● **Exercise details**
Return the full listing exactly as it is written.

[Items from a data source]
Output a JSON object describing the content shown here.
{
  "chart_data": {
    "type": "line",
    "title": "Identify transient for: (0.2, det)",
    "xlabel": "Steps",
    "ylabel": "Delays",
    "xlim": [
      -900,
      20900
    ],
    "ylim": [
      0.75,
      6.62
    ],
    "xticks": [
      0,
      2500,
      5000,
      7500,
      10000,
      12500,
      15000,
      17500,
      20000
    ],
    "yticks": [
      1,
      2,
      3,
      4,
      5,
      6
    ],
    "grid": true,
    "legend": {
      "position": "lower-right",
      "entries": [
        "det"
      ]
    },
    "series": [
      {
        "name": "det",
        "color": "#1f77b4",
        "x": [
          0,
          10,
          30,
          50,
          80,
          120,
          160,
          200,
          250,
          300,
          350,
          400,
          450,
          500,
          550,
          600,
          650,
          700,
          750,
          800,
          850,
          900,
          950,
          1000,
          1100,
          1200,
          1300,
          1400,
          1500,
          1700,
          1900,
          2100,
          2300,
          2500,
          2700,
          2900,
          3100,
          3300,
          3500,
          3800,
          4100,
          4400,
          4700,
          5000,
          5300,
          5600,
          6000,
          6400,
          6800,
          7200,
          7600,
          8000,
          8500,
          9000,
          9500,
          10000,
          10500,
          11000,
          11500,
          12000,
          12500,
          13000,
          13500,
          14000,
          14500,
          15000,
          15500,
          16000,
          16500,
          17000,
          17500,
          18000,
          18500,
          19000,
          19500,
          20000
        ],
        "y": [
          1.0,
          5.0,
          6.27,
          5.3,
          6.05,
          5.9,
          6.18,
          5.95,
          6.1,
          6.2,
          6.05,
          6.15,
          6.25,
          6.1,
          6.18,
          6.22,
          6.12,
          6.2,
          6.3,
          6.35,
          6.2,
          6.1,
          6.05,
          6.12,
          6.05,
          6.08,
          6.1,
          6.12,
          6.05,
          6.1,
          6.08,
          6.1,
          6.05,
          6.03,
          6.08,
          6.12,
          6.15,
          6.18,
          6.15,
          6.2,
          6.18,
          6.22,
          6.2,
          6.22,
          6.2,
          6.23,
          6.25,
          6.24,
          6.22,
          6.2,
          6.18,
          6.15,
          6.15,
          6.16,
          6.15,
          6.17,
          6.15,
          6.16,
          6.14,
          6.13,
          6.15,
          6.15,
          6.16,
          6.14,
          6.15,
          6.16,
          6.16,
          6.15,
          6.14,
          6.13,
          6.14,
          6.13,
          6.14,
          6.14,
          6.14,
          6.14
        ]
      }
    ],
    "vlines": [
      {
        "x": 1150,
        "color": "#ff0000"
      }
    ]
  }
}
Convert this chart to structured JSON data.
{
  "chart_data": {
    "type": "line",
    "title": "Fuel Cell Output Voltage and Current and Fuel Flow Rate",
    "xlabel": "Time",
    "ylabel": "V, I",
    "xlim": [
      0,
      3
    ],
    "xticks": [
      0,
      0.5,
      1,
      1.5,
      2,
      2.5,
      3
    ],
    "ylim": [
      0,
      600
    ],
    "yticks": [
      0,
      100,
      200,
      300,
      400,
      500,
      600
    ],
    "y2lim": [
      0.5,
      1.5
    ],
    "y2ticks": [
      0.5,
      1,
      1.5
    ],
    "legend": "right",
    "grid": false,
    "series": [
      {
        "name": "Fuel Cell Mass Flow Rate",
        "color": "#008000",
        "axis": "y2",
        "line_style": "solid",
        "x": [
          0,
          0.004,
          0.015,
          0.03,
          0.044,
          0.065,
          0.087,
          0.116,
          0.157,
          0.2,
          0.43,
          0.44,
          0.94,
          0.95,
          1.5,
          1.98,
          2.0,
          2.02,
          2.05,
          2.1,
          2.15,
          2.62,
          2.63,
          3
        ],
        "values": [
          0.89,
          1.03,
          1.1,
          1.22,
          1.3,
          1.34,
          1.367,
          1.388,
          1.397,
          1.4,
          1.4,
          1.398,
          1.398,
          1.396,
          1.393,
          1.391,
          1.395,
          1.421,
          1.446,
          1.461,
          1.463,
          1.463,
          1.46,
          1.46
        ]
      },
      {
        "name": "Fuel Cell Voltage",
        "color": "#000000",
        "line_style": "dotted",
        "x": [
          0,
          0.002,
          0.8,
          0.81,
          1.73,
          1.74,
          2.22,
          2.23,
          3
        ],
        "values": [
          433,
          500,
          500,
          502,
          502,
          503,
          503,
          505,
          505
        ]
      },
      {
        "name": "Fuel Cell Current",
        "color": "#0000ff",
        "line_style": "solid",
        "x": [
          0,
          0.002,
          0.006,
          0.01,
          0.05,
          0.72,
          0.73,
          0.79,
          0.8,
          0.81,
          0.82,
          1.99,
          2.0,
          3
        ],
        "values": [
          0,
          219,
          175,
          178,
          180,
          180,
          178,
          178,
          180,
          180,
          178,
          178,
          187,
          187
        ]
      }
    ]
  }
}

● **Task response**
Output a JSON object describing the content shown here.
{
  "chart_data": {
    "type": "line",
    "title": "Identify transient for: (0.2, det)",
    "xlabel": "Steps",
    "ylabel": "Delays",
    "xlim": [
      -900,
      20900
    ],
    "ylim": [
      0.75,
      6.62
    ],
    "xticks": [
      0,
      2500,
      5000,
      7500,
      10000,
      12500,
      15000,
      17500,
      20000
    ],
    "yticks": [
      1,
      2,
      3,
      4,
      5,
      6
    ],
    "grid": true,
    "legend": {
      "position": "lower-right",
      "entries": [
        "det"
      ]
    },
    "series": [
      {
        "name": "det",
        "color": "#1f77b4",
        "x": [
          0,
          10,
          30,
          50,
          80,
          120,
          160,
          200,
          250,
          300,
          350,
          400,
          450,
          500,
          550,
          600,
          650,
          700,
          750,
          800,
          850,
          900,
          950,
          1000,
          1100,
          1200,
          1300,
          1400,
          1500,
          1700,
          1900,
          2100,
          2300,
          2500,
          2700,
          2900,
          3100,
          3300,
          3500,
          3800,
          4100,
          4400,
          4700,
          5000,
          5300,
          5600,
          6000,
          6400,
          6800,
          7200,
          7600,
          8000,
          8500,
          9000,
          9500,
          10000,
          10500,
          11000,
          11500,
          12000,
          12500,
          13000,
          13500,
          14000,
          14500,
          15000,
          15500,
          16000,
          16500,
          17000,
          17500,
          18000,
          18500,
          19000,
          19500,
          20000
        ],
        "y": [
          1.0,
          5.0,
          6.27,
          5.3,
          6.05,
          5.9,
          6.18,
          5.95,
          6.1,
          6.2,
          6.05,
          6.15,
          6.25,
          6.1,
          6.18,
          6.22,
          6.12,
          6.2,
          6.3,
          6.35,
          6.2,
          6.1,
          6.05,
          6.12,
          6.05,
          6.08,
          6.1,
          6.12,
          6.05,
          6.1,
          6.08,
          6.1,
          6.05,
          6.03,
          6.08,
          6.12,
          6.15,
          6.18,
          6.15,
          6.2,
          6.18,
          6.22,
          6.2,
          6.22,
          6.2,
          6.23,
          6.25,
          6.24,
          6.22,
          6.2,
          6.18,
          6.15,
          6.15,
          6.16,
          6.15,
          6.17,
          6.15,
          6.16,
          6.14,
          6.13,
          6.15,
          6.15,
          6.16,
          6.14,
          6.15,
          6.16,
          6.16,
          6.15,
          6.14,
          6.13,
          6.14,
          6.13,
          6.14,
          6.14,
          6.14,
          6.14
        ]
      }
    ],
    "vlines": [
      {
        "x": 1150,
        "color": "#ff0000"
      }
    ]
  }
}
Convert this chart to structured JSON data.
{
  "chart_data": {
    "type": "line",
    "title": "Fuel Cell Output Voltage and Current and Fuel Flow Rate",
    "xlabel": "Time",
    "ylabel": "V, I",
    "xlim": [
      0,
      3
    ],
    "xticks": [
      0,
      0.5,
      1,
      1.5,
      2,
      2.5,
      3
    ],
    "ylim": [
      0,
      600
    ],
    "yticks": [
      0,
      100,
      200,
      300,
      400,
      500,
      600
    ],
    "y2lim": [
      0.5,
      1.5
    ],
    "y2ticks": [
      0.5,
      1,
      1.5
    ],
    "legend": "right",
    "grid": false,
    "series": [
      {
        "name": "Fuel Cell Mass Flow Rate",
        "color": "#008000",
        "axis": "y2",
        "line_style": "solid",
        "x": [
          0,
          0.004,
          0.015,
          0.03,
          0.044,
          0.065,
          0.087,
          0.116,
          0.157,
          0.2,
          0.43,
          0.44,
          0.94,
          0.95,
          1.5,
          1.98,
          2.0,
          2.02,
          2.05,
          2.1,
          2.15,
          2.62,
          2.63,
          3
        ],
        "values": [
          0.89,
          1.03,
          1.1,
          1.22,
          1.3,
          1.34,
          1.367,
          1.388,
          1.397,
          1.4,
          1.4,
          1.398,
          1.398,
          1.396,
          1.393,
          1.391,
          1.395,
          1.421,
          1.446,
          1.461,
          1.463,
          1.463,
          1.46,
          1.46
        ]
      },
      {
        "name": "Fuel Cell Voltage",
        "color": "#000000",
        "line_style": "dotted",
        "x": [
          0,
          0.002,
          0.8,
          0.81,
          1.73,
          1.74,
          2.22,
          2.23,
          3
        ],
        "values": [
          433,
          500,
          500,
          502,
          502,
          503,
          503,
          505,
          505
        ]
      },
      {
        "name": "Fuel Cell Current",
        "color": "#0000ff",
        "line_style": "solid",
        "x": [
          0,
          0.002,
          0.006,
          0.01,
          0.05,
          0.72,
          0.73,
          0.79,
          0.8,
          0.81,
          0.82,
          1.99,
          2.0,
          3
        ],
        "values": [
          0,
          219,
          175,
          178,
          180,
          180,
          178,
          178,
          180,
          180,
          178,
          178,
          187,
          187
        ]
      }
    ]
  }
}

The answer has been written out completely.